Task details
All lines in the data bearing the string "Sohn" should be identified and copied.

Input
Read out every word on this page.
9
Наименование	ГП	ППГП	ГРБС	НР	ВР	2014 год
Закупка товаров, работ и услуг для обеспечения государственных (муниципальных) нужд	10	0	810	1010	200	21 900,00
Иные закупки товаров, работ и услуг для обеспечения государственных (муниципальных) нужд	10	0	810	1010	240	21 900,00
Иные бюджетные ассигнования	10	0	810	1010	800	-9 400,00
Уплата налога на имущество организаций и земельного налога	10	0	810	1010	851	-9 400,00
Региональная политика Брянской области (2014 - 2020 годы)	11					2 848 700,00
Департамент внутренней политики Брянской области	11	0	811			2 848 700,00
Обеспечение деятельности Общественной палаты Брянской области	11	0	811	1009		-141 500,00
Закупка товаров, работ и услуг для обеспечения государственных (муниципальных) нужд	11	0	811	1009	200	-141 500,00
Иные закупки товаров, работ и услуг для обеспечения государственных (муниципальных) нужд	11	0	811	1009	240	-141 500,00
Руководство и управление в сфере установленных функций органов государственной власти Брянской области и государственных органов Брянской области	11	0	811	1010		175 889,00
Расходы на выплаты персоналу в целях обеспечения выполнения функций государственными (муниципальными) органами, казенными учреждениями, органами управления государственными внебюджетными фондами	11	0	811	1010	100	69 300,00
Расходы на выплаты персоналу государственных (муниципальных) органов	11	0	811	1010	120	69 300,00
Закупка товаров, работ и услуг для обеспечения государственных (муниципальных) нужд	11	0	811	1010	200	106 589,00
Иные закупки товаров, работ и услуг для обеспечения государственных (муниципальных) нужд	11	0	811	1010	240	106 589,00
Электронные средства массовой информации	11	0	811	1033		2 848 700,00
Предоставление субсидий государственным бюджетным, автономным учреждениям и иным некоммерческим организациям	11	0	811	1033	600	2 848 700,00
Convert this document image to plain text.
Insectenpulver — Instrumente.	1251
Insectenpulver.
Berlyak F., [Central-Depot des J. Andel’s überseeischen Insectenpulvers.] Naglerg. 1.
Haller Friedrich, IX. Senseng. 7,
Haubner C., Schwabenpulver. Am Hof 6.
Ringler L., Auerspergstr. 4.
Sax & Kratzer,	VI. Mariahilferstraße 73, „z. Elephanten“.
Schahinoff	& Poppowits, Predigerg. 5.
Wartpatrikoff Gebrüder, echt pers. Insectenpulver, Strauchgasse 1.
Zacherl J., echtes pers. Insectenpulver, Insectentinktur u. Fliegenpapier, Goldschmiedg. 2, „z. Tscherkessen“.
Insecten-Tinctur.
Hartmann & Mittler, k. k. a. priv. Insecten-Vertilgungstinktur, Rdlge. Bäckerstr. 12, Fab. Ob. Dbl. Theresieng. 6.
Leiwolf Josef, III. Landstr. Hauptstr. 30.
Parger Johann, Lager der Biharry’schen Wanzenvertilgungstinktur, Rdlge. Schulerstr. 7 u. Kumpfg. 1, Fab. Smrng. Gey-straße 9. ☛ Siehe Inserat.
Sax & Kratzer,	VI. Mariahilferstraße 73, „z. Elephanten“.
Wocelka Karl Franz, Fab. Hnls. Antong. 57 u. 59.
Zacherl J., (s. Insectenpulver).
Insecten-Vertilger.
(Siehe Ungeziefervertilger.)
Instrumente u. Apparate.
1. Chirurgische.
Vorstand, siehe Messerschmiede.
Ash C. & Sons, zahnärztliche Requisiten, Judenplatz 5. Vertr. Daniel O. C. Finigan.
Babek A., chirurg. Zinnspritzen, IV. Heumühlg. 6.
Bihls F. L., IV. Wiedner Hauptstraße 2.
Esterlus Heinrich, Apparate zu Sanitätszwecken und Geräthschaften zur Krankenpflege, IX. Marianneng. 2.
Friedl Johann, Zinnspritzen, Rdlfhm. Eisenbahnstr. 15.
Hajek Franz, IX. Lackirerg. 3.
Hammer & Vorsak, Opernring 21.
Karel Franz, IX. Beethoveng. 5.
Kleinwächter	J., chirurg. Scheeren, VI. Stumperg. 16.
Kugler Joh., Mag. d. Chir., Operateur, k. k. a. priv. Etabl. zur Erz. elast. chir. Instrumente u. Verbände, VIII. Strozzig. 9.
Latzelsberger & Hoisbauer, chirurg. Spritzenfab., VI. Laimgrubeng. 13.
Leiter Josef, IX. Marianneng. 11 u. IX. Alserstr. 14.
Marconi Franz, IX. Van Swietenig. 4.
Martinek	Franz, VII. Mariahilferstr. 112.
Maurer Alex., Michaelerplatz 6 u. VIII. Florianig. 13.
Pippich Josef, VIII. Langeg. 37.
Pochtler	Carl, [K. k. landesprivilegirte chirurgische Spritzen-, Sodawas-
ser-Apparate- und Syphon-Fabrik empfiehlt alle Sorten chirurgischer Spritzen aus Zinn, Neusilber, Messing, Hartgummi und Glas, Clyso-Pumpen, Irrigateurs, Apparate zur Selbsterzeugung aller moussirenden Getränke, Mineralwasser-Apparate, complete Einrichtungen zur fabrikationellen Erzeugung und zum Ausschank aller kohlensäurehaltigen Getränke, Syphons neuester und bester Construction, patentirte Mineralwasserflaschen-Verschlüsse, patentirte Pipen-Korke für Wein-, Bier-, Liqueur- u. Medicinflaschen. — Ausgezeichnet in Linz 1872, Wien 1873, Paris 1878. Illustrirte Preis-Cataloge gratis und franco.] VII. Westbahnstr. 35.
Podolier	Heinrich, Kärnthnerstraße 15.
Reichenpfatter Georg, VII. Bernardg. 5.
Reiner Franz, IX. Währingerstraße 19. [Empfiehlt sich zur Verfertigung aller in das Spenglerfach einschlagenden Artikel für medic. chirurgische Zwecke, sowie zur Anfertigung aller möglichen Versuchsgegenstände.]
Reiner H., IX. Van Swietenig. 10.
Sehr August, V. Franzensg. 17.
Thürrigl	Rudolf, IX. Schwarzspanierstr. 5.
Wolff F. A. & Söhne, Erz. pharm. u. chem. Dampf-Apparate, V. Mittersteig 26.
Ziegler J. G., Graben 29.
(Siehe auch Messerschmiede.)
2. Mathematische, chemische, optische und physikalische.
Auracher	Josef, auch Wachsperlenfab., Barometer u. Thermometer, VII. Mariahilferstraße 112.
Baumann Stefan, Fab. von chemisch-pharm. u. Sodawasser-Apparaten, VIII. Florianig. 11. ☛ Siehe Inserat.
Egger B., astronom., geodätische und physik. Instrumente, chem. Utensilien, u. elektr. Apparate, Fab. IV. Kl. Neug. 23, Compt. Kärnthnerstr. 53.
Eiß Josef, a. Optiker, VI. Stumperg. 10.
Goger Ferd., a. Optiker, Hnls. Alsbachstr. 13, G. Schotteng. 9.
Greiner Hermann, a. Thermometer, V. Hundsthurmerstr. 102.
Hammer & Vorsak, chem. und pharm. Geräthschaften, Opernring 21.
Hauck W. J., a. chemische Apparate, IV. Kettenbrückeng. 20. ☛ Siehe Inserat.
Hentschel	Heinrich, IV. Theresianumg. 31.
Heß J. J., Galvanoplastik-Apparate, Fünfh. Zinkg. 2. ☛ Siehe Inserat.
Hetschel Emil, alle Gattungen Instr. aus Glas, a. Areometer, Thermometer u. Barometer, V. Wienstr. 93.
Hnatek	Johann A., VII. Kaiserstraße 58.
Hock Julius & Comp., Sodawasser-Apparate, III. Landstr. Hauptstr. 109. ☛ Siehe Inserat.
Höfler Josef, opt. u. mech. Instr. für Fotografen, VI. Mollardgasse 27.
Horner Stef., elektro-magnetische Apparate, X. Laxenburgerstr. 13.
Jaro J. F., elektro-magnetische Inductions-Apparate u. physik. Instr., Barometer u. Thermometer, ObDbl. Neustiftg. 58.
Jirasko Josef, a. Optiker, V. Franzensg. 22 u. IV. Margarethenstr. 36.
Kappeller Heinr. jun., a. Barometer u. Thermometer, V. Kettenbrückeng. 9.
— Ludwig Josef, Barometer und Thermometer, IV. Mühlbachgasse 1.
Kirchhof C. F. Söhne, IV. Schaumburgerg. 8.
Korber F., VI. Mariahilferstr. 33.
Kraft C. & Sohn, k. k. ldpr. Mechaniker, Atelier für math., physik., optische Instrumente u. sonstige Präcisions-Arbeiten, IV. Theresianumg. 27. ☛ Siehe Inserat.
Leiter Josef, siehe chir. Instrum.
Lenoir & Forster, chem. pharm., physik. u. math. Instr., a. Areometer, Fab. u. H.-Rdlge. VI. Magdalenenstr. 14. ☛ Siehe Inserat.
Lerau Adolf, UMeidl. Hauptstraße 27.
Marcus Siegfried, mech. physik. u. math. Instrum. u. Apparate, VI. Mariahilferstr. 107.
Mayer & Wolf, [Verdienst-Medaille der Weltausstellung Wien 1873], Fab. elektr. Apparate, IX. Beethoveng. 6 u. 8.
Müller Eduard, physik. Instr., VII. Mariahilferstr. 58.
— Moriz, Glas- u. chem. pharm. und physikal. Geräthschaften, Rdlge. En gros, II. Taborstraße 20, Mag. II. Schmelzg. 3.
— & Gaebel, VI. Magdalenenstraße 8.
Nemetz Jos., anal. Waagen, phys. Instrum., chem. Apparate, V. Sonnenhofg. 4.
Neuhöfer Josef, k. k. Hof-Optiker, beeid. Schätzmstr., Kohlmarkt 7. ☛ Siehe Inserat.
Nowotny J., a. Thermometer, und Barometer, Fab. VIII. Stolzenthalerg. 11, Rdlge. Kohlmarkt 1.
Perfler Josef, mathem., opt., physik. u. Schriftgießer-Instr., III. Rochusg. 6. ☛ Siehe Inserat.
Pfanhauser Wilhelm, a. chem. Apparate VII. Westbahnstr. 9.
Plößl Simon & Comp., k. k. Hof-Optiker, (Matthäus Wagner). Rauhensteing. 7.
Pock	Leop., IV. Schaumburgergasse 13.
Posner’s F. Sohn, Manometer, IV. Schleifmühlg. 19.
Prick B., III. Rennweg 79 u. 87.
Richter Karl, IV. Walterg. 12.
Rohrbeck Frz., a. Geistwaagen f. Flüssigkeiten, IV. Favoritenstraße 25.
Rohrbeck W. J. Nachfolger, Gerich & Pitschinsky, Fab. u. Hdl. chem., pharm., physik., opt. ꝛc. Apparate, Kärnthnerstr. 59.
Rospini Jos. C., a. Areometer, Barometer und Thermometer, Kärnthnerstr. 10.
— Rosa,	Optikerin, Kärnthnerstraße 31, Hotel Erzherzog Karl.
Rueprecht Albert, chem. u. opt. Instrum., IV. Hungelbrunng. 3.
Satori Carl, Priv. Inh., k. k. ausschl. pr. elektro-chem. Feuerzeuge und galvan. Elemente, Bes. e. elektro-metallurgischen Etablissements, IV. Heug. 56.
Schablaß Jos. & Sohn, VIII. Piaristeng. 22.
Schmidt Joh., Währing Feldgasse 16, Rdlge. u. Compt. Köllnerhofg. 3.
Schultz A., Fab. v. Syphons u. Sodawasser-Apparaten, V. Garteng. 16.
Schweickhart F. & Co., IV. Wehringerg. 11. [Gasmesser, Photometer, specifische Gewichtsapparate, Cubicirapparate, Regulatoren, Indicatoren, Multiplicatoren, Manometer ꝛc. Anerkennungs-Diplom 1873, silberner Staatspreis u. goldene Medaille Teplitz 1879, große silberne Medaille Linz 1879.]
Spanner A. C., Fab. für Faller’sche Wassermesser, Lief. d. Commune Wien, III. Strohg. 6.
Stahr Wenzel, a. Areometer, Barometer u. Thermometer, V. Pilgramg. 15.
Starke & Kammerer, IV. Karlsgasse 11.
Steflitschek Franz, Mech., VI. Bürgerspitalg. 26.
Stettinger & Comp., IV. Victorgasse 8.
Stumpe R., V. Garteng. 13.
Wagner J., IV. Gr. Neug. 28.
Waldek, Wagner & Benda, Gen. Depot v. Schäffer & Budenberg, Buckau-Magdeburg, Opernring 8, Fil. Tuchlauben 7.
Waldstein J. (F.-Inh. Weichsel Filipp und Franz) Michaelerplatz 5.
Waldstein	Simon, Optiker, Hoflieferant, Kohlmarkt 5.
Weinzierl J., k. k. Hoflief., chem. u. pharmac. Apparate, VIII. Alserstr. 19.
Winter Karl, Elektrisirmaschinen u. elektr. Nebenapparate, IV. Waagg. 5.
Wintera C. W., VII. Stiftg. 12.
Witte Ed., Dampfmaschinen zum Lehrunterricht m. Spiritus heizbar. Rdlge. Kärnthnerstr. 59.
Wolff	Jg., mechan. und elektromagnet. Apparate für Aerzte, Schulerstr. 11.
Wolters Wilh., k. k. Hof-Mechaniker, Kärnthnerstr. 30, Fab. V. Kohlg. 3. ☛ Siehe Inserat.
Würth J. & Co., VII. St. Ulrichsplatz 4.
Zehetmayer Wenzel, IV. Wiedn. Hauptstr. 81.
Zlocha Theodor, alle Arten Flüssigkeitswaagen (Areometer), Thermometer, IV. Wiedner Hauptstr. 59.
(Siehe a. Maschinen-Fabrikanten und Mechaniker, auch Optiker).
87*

Answer to the problem
Kraft C. & Sohn, k. k. ldpr. Mechaniker, Atelier für math., physik., optische Instrumente u. sonstige Präcisions-Arbeiten, IV. Theresianumg. 27. ☛ Siehe Inserat.
Posner’s F. Sohn, Manometer, IV. Schleifmühlg. 19.
Schablaß Jos. & Sohn, VIII. Piaristeng. 22.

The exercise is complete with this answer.